-- start --

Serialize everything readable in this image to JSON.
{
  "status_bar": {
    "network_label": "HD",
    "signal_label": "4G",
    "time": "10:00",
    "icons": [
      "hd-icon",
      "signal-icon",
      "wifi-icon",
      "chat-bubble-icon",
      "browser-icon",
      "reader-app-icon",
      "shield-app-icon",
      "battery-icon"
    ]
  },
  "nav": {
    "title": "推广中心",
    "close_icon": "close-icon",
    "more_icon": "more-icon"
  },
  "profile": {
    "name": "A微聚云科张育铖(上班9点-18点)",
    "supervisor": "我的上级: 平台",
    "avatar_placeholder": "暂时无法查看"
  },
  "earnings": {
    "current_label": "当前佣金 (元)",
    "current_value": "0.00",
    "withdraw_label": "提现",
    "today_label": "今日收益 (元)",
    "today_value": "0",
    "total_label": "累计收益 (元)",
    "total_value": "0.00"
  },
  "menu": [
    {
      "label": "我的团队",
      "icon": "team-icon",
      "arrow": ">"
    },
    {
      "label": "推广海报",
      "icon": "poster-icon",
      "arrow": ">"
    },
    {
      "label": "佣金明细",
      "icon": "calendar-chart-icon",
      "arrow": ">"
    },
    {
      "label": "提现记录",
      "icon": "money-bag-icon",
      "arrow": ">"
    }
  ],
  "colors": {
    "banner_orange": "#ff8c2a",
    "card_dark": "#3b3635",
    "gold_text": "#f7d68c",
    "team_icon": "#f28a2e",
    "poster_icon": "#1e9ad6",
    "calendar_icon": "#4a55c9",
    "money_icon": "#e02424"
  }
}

-- end --

Each line in the material above must be retyped without alteration.

Serialize everything readable in this image to JSON.
{
  "status_bar": {
    "network_label": "HD",
    "signal_label": "4G",
    "time": "10:00",
    "icons": [
      "hd-icon",
      "signal-icon",
      "wifi-icon",
      "chat-bubble-icon",
      "browser-icon",
      "reader-app-icon",
      "shield-app-icon",
      "battery-icon"
    ]
  },
  "nav": {
    "title": "推广中心",
    "close_icon": "close-icon",
    "more_icon": "more-icon"
  },
  "profile": {
    "name": "A微聚云科张育铖(上班9点-18点)",
    "supervisor": "我的上级: 平台",
    "avatar_placeholder": "暂时无法查看"
  },
  "earnings": {
    "current_label": "当前佣金 (元)",
    "current_value": "0.00",
    "withdraw_label": "提现",
    "today_label": "今日收益 (元)",
    "today_value": "0",
    "total_label": "累计收益 (元)",
    "total_value": "0.00"
  },
  "menu": [
    {
      "label": "我的团队",
      "icon": "team-icon",
      "arrow": ">"
    },
    {
      "label": "推广海报",
      "icon": "poster-icon",
      "arrow": ">"
    },
    {
      "label": "佣金明细",
      "icon": "calendar-chart-icon",
      "arrow": ">"
    },
    {
      "label": "提现记录",
      "icon": "money-bag-icon",
      "arrow": ">"
    }
  ],
  "colors": {
    "banner_orange": "#ff8c2a",
    "card_dark": "#3b3635",
    "gold_text": "#f7d68c",
    "team_icon": "#f28a2e",
    "poster_icon": "#1e9ad6",
    "calendar_icon": "#4a55c9",
    "money_icon": "#e02424"
  }
}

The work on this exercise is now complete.